**Written exercise**:
Exact reproduction is required for all entries.

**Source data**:
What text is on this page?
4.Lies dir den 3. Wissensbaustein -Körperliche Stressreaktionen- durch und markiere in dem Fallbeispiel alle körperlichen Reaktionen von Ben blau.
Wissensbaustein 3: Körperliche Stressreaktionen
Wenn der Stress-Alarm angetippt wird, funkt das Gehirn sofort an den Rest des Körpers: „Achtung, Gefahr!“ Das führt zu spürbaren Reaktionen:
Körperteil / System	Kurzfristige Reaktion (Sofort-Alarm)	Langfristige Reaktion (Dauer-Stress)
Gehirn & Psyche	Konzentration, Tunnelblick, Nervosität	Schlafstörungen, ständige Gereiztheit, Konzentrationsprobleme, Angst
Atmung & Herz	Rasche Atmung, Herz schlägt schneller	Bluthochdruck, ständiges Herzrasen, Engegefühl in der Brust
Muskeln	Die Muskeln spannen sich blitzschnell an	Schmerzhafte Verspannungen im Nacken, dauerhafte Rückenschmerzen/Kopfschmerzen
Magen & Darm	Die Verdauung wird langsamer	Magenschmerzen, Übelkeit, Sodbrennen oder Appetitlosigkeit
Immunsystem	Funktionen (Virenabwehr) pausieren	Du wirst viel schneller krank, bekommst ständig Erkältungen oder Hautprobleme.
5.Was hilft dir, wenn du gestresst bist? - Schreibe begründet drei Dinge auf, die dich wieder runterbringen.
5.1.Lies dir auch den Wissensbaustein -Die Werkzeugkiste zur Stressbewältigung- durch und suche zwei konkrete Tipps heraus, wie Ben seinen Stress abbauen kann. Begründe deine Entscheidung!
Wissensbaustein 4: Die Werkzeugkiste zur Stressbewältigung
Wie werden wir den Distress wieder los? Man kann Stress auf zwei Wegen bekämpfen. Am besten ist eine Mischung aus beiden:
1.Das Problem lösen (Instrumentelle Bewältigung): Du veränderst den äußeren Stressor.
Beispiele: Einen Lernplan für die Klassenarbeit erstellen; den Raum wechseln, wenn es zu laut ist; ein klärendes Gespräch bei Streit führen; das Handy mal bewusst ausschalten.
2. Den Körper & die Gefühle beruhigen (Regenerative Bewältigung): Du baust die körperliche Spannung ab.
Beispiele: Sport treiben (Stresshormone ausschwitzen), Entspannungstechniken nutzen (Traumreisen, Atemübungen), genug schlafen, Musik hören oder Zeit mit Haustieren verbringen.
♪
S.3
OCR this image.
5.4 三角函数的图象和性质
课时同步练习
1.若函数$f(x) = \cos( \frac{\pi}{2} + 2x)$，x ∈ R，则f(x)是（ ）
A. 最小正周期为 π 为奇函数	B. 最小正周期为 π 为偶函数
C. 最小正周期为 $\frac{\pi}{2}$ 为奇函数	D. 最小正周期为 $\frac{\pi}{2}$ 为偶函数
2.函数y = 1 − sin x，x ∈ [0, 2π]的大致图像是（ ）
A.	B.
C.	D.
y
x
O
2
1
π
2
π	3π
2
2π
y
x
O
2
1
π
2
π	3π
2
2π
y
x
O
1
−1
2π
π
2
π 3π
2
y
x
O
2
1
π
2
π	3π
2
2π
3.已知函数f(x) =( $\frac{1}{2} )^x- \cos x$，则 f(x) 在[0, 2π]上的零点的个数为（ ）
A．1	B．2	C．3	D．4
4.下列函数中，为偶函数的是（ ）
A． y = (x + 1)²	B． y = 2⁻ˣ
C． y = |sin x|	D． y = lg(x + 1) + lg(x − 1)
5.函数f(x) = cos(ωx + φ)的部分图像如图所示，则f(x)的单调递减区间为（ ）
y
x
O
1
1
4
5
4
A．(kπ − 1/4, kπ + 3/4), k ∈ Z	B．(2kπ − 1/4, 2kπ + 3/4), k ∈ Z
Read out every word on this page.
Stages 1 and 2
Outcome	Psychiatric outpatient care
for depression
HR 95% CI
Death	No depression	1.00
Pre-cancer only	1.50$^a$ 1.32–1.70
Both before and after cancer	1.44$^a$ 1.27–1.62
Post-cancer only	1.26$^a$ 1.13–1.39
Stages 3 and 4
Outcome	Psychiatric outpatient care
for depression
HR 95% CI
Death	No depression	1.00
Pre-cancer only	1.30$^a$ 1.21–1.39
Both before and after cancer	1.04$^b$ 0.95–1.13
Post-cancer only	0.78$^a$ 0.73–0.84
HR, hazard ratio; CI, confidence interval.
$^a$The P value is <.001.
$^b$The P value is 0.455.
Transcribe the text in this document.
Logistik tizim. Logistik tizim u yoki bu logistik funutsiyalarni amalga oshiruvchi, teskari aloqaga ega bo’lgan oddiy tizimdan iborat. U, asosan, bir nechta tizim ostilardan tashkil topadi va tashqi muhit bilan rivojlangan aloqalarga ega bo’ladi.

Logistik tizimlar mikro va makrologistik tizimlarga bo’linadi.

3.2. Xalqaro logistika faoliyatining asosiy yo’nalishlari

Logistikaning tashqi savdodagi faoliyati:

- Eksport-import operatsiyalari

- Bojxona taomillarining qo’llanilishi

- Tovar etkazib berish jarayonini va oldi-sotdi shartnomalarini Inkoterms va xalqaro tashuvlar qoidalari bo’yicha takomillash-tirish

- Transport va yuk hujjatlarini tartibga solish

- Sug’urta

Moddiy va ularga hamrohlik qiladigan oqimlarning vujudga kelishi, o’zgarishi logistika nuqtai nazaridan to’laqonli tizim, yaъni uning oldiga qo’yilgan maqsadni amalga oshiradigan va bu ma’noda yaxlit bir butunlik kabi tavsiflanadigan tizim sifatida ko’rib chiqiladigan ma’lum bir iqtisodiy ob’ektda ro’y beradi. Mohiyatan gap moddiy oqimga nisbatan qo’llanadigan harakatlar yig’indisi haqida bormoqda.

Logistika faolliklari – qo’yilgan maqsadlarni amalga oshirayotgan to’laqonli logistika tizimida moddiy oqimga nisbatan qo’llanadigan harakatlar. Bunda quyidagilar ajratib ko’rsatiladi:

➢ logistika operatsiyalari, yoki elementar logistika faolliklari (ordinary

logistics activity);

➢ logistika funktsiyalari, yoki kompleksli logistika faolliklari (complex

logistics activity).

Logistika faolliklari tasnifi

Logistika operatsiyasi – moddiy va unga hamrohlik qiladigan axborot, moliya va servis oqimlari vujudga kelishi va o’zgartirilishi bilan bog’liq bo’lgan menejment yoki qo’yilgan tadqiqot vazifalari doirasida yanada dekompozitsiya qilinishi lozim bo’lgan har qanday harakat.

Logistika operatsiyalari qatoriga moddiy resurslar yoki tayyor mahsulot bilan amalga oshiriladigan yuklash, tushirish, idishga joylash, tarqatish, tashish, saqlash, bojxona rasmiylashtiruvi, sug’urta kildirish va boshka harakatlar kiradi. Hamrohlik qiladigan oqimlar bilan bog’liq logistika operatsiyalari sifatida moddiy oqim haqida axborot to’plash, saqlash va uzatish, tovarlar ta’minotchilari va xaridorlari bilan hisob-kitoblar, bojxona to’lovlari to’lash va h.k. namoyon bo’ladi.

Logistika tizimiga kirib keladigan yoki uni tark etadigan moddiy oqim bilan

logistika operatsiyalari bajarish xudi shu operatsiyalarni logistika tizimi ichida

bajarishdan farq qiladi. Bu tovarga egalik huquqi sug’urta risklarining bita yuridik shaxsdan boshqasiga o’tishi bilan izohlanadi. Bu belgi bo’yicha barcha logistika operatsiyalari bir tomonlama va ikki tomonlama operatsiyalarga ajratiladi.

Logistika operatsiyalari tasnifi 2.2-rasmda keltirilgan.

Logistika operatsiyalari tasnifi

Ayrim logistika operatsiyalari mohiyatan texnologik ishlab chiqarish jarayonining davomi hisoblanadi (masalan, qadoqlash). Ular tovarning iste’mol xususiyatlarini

**Complete output**:
What text is on this page?
4.Lies dir den 3. Wissensbaustein -Körperliche Stressreaktionen- durch und markiere in dem Fallbeispiel alle körperlichen Reaktionen von Ben blau.
Wissensbaustein 3: Körperliche Stressreaktionen
Wenn der Stress-Alarm angetippt wird, funkt das Gehirn sofort an den Rest des Körpers: „Achtung, Gefahr!“ Das führt zu spürbaren Reaktionen:
Körperteil / System	Kurzfristige Reaktion (Sofort-Alarm)	Langfristige Reaktion (Dauer-Stress)
Gehirn & Psyche	Konzentration, Tunnelblick, Nervosität	Schlafstörungen, ständige Gereiztheit, Konzentrationsprobleme, Angst
Atmung & Herz	Rasche Atmung, Herz schlägt schneller	Bluthochdruck, ständiges Herzrasen, Engegefühl in der Brust
Muskeln	Die Muskeln spannen sich blitzschnell an	Schmerzhafte Verspannungen im Nacken, dauerhafte Rückenschmerzen/Kopfschmerzen
Magen & Darm	Die Verdauung wird langsamer	Magenschmerzen, Übelkeit, Sodbrennen oder Appetitlosigkeit
Immunsystem	Funktionen (Virenabwehr) pausieren	Du wirst viel schneller krank, bekommst ständig Erkältungen oder Hautprobleme.
5.Was hilft dir, wenn du gestresst bist? - Schreibe begründet drei Dinge auf, die dich wieder runterbringen.
5.1.Lies dir auch den Wissensbaustein -Die Werkzeugkiste zur Stressbewältigung- durch und suche zwei konkrete Tipps heraus, wie Ben seinen Stress abbauen kann. Begründe deine Entscheidung!
Wissensbaustein 4: Die Werkzeugkiste zur Stressbewältigung
Wie werden wir den Distress wieder los? Man kann Stress auf zwei Wegen bekämpfen. Am besten ist eine Mischung aus beiden:
1.Das Problem lösen (Instrumentelle Bewältigung): Du veränderst den äußeren Stressor.
Beispiele: Einen Lernplan für die Klassenarbeit erstellen; den Raum wechseln, wenn es zu laut ist; ein klärendes Gespräch bei Streit führen; das Handy mal bewusst ausschalten.
2. Den Körper & die Gefühle beruhigen (Regenerative Bewältigung): Du baust die körperliche Spannung ab.
Beispiele: Sport treiben (Stresshormone ausschwitzen), Entspannungstechniken nutzen (Traumreisen, Atemübungen), genug schlafen, Musik hören oder Zeit mit Haustieren verbringen.
♪
S.3
OCR this image.
5.4 三角函数的图象和性质
课时同步练习
1.若函数$f(x) = \cos( \frac{\pi}{2} + 2x)$，x ∈ R，则f(x)是（ ）
A. 最小正周期为 π 为奇函数	B. 最小正周期为 π 为偶函数
C. 最小正周期为 $\frac{\pi}{2}$ 为奇函数	D. 最小正周期为 $\frac{\pi}{2}$ 为偶函数
2.函数y = 1 − sin x，x ∈ [0, 2π]的大致图像是（ ）
A.	B.
C.	D.
y
x
O
2
1
π
2
π	3π
2
2π
y
x
O
2
1
π
2
π	3π
2
2π
y
x
O
1
−1
2π
π
2
π 3π
2
y
x
O
2
1
π
2
π	3π
2
2π
3.已知函数f(x) =( $\frac{1}{2} )^x- \cos x$，则 f(x) 在[0, 2π]上的零点的个数为（ ）
A．1	B．2	C．3	D．4
4.下列函数中，为偶函数的是（ ）
A． y = (x + 1)²	B． y = 2⁻ˣ
C． y = |sin x|	D． y = lg(x + 1) + lg(x − 1)
5.函数f(x) = cos(ωx + φ)的部分图像如图所示，则f(x)的单调递减区间为（ ）
y
x
O
1
1
4
5
4
A．(kπ − 1/4, kπ + 3/4), k ∈ Z	B．(2kπ − 1/4, 2kπ + 3/4), k ∈ Z
Read out every word on this page.
Stages 1 and 2
Outcome	Psychiatric outpatient care
for depression
HR 95% CI
Death	No depression	1.00
Pre-cancer only	1.50$^a$ 1.32–1.70
Both before and after cancer	1.44$^a$ 1.27–1.62
Post-cancer only	1.26$^a$ 1.13–1.39
Stages 3 and 4
Outcome	Psychiatric outpatient care
for depression
HR 95% CI
Death	No depression	1.00
Pre-cancer only	1.30$^a$ 1.21–1.39
Both before and after cancer	1.04$^b$ 0.95–1.13
Post-cancer only	0.78$^a$ 0.73–0.84
HR, hazard ratio; CI, confidence interval.
$^a$The P value is <.001.
$^b$The P value is 0.455.
Transcribe the text in this document.
Logistik tizim. Logistik tizim u yoki bu logistik funutsiyalarni amalga oshiruvchi, teskari aloqaga ega bo’lgan oddiy tizimdan iborat. U, asosan, bir nechta tizim ostilardan tashkil topadi va tashqi muhit bilan rivojlangan aloqalarga ega bo’ladi.

Logistik tizimlar mikro va makrologistik tizimlarga bo’linadi.

3.2. Xalqaro logistika faoliyatining asosiy yo’nalishlari

Logistikaning tashqi savdodagi faoliyati:

- Eksport-import operatsiyalari

- Bojxona taomillarining qo’llanilishi

- Tovar etkazib berish jarayonini va oldi-sotdi shartnomalarini Inkoterms va xalqaro tashuvlar qoidalari bo’yicha takomillash-tirish

- Transport va yuk hujjatlarini tartibga solish

- Sug’urta

Moddiy va ularga hamrohlik qiladigan oqimlarning vujudga kelishi, o’zgarishi logistika nuqtai nazaridan to’laqonli tizim, yaъni uning oldiga qo’yilgan maqsadni amalga oshiradigan va bu ma’noda yaxlit bir butunlik kabi tavsiflanadigan tizim sifatida ko’rib chiqiladigan ma’lum bir iqtisodiy ob’ektda ro’y beradi. Mohiyatan gap moddiy oqimga nisbatan qo’llanadigan harakatlar yig’indisi haqida bormoqda.

Logistika faolliklari – qo’yilgan maqsadlarni amalga oshirayotgan to’laqonli logistika tizimida moddiy oqimga nisbatan qo’llanadigan harakatlar. Bunda quyidagilar ajratib ko’rsatiladi:

➢ logistika operatsiyalari, yoki elementar logistika faolliklari (ordinary

logistics activity);

➢ logistika funktsiyalari, yoki kompleksli logistika faolliklari (complex

logistics activity).

Logistika faolliklari tasnifi

Logistika operatsiyasi – moddiy va unga hamrohlik qiladigan axborot, moliya va servis oqimlari vujudga kelishi va o’zgartirilishi bilan bog’liq bo’lgan menejment yoki qo’yilgan tadqiqot vazifalari doirasida yanada dekompozitsiya qilinishi lozim bo’lgan har qanday harakat.

Logistika operatsiyalari qatoriga moddiy resurslar yoki tayyor mahsulot bilan amalga oshiriladigan yuklash, tushirish, idishga joylash, tarqatish, tashish, saqlash, bojxona rasmiylashtiruvi, sug’urta kildirish va boshka harakatlar kiradi. Hamrohlik qiladigan oqimlar bilan bog’liq logistika operatsiyalari sifatida moddiy oqim haqida axborot to’plash, saqlash va uzatish, tovarlar ta’minotchilari va xaridorlari bilan hisob-kitoblar, bojxona to’lovlari to’lash va h.k. namoyon bo’ladi.

Logistika tizimiga kirib keladigan yoki uni tark etadigan moddiy oqim bilan

logistika operatsiyalari bajarish xudi shu operatsiyalarni logistika tizimi ichida

bajarishdan farq qiladi. Bu tovarga egalik huquqi sug’urta risklarining bita yuridik shaxsdan boshqasiga o’tishi bilan izohlanadi. Bu belgi bo’yicha barcha logistika operatsiyalari bir tomonlama va ikki tomonlama operatsiyalarga ajratiladi.

Logistika operatsiyalari tasnifi 2.2-rasmda keltirilgan.

Logistika operatsiyalari tasnifi

Ayrim logistika operatsiyalari mohiyatan texnologik ishlab chiqarish jarayonining davomi hisoblanadi (masalan, qadoqlash). Ular tovarning iste’mol xususiyatlarini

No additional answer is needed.